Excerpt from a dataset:
——————————

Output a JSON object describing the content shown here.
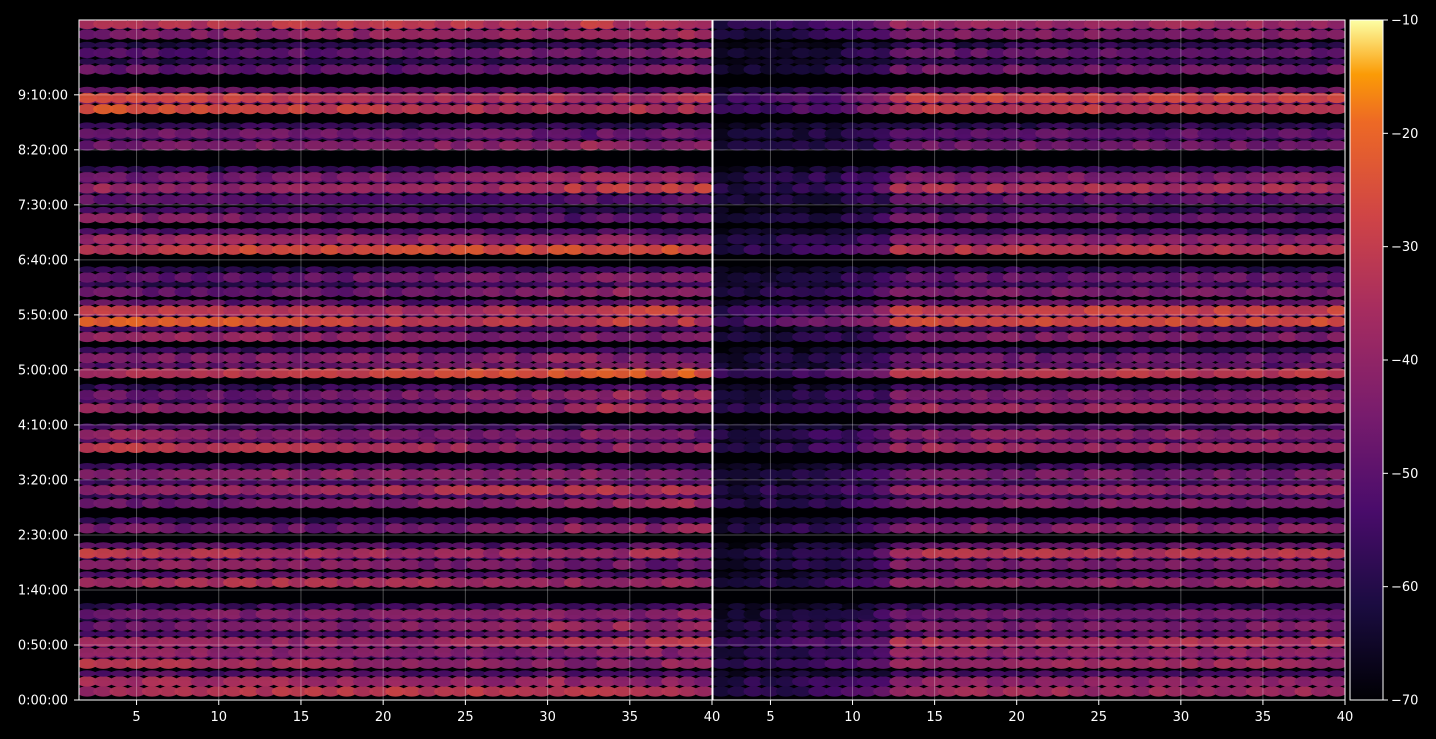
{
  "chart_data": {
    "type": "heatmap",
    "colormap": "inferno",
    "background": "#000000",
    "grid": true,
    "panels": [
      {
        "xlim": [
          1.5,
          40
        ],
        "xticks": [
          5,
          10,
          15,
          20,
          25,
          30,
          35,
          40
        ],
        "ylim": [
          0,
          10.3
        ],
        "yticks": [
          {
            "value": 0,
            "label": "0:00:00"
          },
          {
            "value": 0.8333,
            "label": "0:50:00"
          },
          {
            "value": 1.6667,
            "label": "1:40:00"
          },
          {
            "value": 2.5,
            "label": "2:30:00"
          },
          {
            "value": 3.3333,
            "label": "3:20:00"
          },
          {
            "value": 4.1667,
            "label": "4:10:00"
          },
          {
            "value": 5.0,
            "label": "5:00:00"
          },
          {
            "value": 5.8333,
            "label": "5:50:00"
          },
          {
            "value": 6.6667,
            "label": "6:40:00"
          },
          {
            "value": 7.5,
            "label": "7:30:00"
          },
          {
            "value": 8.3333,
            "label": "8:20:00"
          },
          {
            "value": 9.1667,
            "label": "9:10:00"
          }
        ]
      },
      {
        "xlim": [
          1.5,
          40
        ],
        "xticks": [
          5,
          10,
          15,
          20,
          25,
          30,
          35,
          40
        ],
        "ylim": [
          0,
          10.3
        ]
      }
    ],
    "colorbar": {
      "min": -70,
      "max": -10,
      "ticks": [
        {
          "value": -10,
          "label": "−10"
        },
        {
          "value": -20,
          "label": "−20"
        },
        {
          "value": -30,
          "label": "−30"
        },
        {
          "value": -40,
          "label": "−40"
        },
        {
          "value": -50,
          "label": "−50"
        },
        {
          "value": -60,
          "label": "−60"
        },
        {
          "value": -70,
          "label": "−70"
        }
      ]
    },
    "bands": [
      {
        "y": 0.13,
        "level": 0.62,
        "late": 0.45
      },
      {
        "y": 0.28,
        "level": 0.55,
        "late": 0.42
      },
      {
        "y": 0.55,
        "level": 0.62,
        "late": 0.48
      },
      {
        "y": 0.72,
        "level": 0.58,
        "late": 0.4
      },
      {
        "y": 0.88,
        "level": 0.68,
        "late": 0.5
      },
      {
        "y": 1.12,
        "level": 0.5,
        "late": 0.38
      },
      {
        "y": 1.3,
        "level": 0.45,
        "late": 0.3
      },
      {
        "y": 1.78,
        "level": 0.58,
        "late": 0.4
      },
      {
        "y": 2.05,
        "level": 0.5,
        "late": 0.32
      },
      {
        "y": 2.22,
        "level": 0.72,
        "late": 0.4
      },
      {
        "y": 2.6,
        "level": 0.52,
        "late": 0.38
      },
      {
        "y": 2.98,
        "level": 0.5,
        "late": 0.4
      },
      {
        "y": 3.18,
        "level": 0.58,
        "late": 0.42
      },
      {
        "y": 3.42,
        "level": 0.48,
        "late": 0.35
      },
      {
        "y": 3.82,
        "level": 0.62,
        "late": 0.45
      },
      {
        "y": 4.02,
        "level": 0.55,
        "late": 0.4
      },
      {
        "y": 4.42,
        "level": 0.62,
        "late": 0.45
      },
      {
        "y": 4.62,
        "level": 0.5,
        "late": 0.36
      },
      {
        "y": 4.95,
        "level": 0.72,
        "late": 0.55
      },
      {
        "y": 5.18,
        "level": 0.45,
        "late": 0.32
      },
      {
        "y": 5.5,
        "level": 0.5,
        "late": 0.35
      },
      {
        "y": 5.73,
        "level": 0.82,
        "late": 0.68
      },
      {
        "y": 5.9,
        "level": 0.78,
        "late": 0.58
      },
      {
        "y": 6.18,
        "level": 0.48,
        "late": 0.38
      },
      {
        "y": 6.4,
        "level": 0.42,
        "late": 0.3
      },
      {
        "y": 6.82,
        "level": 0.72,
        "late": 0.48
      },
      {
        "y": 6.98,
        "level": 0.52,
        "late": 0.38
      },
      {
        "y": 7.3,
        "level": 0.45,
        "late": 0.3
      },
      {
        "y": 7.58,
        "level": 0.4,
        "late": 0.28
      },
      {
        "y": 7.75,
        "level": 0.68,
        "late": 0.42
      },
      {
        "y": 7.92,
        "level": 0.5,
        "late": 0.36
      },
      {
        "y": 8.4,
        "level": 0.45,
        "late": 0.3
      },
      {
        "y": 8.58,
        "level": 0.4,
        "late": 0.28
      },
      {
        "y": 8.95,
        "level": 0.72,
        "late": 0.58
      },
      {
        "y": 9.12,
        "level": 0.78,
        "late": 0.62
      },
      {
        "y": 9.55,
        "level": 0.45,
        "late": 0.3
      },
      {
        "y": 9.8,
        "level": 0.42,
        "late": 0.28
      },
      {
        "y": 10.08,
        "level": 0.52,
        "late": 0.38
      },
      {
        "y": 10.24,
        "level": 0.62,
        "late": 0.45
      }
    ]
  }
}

——————————

GIVEN PROBLEM :: Print the complete listing exactly as it stands, without its pictures.

SOLUTION TO THE EXERCISE ::
Output a JSON object describing the content shown here.
{
  "chart_data": {
    "type": "heatmap",
    "colormap": "inferno",
    "background": "#000000",
    "grid": true,
    "panels": [
      {
        "xlim": [
          1.5,
          40
        ],
        "xticks": [
          5,
          10,
          15,
          20,
          25,
          30,
          35,
          40
        ],
        "ylim": [
          0,
          10.3
        ],
        "yticks": [
          {
            "value": 0,
            "label": "0:00:00"
          },
          {
            "value": 0.8333,
            "label": "0:50:00"
          },
          {
            "value": 1.6667,
            "label": "1:40:00"
          },
          {
            "value": 2.5,
            "label": "2:30:00"
          },
          {
            "value": 3.3333,
            "label": "3:20:00"
          },
          {
            "value": 4.1667,
            "label": "4:10:00"
          },
          {
            "value": 5.0,
            "label": "5:00:00"
          },
          {
            "value": 5.8333,
            "label": "5:50:00"
          },
          {
            "value": 6.6667,
            "label": "6:40:00"
          },
          {
            "value": 7.5,
            "label": "7:30:00"
          },
          {
            "value": 8.3333,
            "label": "8:20:00"
          },
          {
            "value": 9.1667,
            "label": "9:10:00"
          }
        ]
      },
      {
        "xlim": [
          1.5,
          40
        ],
        "xticks": [
          5,
          10,
          15,
          20,
          25,
          30,
          35,
          40
        ],
        "ylim": [
          0,
          10.3
        ]
      }
    ],
    "colorbar": {
      "min": -70,
      "max": -10,
      "ticks": [
        {
          "value": -10,
          "label": "−10"
        },
        {
          "value": -20,
          "label": "−20"
        },
        {
          "value": -30,
          "label": "−30"
        },
        {
          "value": -40,
          "label": "−40"
        },
        {
          "value": -50,
          "label": "−50"
        },
        {
          "value": -60,
          "label": "−60"
        },
        {
          "value": -70,
          "label": "−70"
        }
      ]
    },
    "bands": [
      {
        "y": 0.13,
        "level": 0.62,
        "late": 0.45
      },
      {
        "y": 0.28,
        "level": 0.55,
        "late": 0.42
      },
      {
        "y": 0.55,
        "level": 0.62,
        "late": 0.48
      },
      {
        "y": 0.72,
        "level": 0.58,
        "late": 0.4
      },
      {
        "y": 0.88,
        "level": 0.68,
        "late": 0.5
      },
      {
        "y": 1.12,
        "level": 0.5,
        "late": 0.38
      },
      {
        "y": 1.3,
        "level": 0.45,
        "late": 0.3
      },
      {
        "y": 1.78,
        "level": 0.58,
        "late": 0.4
      },
      {
        "y": 2.05,
        "level": 0.5,
        "late": 0.32
      },
      {
        "y": 2.22,
        "level": 0.72,
        "late": 0.4
      },
      {
        "y": 2.6,
        "level": 0.52,
        "late": 0.38
      },
      {
        "y": 2.98,
        "level": 0.5,
        "late": 0.4
      },
      {
        "y": 3.18,
        "level": 0.58,
        "late": 0.42
      },
      {
        "y": 3.42,
        "level": 0.48,
        "late": 0.35
      },
      {
        "y": 3.82,
        "level": 0.62,
        "late": 0.45
      },
      {
        "y": 4.02,
        "level": 0.55,
        "late": 0.4
      },
      {
        "y": 4.42,
        "level": 0.62,
        "late": 0.45
      },
      {
        "y": 4.62,
        "level": 0.5,
        "late": 0.36
      },
      {
        "y": 4.95,
        "level": 0.72,
        "late": 0.55
      },
      {
        "y": 5.18,
        "level": 0.45,
        "late": 0.32
      },
      {
        "y": 5.5,
        "level": 0.5,
        "late": 0.35
      },
      {
        "y": 5.73,
        "level": 0.82,
        "late": 0.68
      },
      {
        "y": 5.9,
        "level": 0.78,
        "late": 0.58
      },
      {
        "y": 6.18,
        "level": 0.48,
        "late": 0.38
      },
      {
        "y": 6.4,
        "level": 0.42,
        "late": 0.3
      },
      {
        "y": 6.82,
        "level": 0.72,
        "late": 0.48
      },
      {
        "y": 6.98,
        "level": 0.52,
        "late": 0.38
      },
      {
        "y": 7.3,
        "level": 0.45,
        "late": 0.3
      },
      {
        "y": 7.58,
        "level": 0.4,
        "late": 0.28
      },
      {
        "y": 7.75,
        "level": 0.68,
        "late": 0.42
      },
      {
        "y": 7.92,
        "level": 0.5,
        "late": 0.36
      },
      {
        "y": 8.4,
        "level": 0.45,
        "late": 0.3
      },
      {
        "y": 8.58,
        "level": 0.4,
        "late": 0.28
      },
      {
        "y": 8.95,
        "level": 0.72,
        "late": 0.58
      },
      {
        "y": 9.12,
        "level": 0.78,
        "late": 0.62
      },
      {
        "y": 9.55,
        "level": 0.45,
        "late": 0.3
      },
      {
        "y": 9.8,
        "level": 0.42,
        "late": 0.28
      },
      {
        "y": 10.08,
        "level": 0.52,
        "late": 0.38
      },
      {
        "y": 10.24,
        "level": 0.62,
        "late": 0.45
      }
    ]
  }
}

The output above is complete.